[To do] In the listing below, pick out lines with "only".

[Records supplied]
•••••
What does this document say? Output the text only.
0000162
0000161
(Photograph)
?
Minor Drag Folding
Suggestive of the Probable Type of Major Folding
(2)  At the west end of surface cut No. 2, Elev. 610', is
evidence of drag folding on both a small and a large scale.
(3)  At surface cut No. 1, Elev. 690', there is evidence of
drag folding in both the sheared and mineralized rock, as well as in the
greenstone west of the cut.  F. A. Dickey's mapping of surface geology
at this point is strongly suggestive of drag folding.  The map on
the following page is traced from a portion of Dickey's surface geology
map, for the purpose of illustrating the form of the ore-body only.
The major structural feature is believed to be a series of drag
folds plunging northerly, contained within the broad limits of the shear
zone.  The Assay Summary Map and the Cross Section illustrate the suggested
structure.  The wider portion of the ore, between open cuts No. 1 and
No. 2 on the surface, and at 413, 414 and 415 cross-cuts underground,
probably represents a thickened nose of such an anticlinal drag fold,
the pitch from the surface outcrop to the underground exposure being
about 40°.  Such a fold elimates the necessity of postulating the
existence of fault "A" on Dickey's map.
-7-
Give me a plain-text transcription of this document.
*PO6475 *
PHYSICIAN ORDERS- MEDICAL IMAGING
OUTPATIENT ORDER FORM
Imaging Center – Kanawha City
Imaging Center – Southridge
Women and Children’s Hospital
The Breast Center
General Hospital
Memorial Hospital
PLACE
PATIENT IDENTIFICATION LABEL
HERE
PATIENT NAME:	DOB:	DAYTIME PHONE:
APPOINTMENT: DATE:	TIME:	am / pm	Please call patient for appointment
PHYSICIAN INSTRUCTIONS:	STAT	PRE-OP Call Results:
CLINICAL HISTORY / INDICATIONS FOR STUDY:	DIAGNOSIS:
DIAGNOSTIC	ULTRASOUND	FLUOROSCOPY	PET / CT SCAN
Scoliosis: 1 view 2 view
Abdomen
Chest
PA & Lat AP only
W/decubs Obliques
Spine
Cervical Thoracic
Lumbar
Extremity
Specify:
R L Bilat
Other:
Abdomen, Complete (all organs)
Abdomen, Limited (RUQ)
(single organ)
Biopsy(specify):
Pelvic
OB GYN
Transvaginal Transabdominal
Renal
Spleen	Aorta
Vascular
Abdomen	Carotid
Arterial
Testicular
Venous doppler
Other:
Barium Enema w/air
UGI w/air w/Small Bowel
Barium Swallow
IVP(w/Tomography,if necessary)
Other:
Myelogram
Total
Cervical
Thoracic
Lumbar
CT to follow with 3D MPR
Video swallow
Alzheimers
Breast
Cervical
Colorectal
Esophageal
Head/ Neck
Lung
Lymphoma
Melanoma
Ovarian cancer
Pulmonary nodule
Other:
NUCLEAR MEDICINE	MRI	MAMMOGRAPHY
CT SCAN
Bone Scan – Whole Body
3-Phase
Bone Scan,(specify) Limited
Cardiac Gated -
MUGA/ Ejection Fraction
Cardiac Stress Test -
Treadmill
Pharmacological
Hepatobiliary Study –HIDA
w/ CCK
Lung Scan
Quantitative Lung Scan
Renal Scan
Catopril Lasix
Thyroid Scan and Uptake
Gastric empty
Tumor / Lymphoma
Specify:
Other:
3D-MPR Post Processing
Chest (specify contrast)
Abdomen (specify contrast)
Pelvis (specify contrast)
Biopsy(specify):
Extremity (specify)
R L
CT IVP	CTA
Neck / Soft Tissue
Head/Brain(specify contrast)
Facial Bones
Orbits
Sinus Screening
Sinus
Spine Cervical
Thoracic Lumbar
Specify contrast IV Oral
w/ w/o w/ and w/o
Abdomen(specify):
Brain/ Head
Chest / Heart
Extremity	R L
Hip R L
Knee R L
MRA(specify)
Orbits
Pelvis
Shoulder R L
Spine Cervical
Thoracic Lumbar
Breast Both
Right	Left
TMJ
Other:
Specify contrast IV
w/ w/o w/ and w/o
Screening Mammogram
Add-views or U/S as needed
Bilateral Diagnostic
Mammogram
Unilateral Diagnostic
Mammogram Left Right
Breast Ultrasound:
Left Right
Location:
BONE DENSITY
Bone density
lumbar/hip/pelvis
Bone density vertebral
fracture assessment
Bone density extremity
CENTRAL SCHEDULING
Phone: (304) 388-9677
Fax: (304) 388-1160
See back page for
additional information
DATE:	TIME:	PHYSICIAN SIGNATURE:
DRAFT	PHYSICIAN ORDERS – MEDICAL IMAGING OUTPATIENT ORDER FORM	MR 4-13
•••••
[Exercise result]
What does this document say? Output the text only.
map, for the purpose of illustrating the form of the ore-body only.
PA & Lat AP only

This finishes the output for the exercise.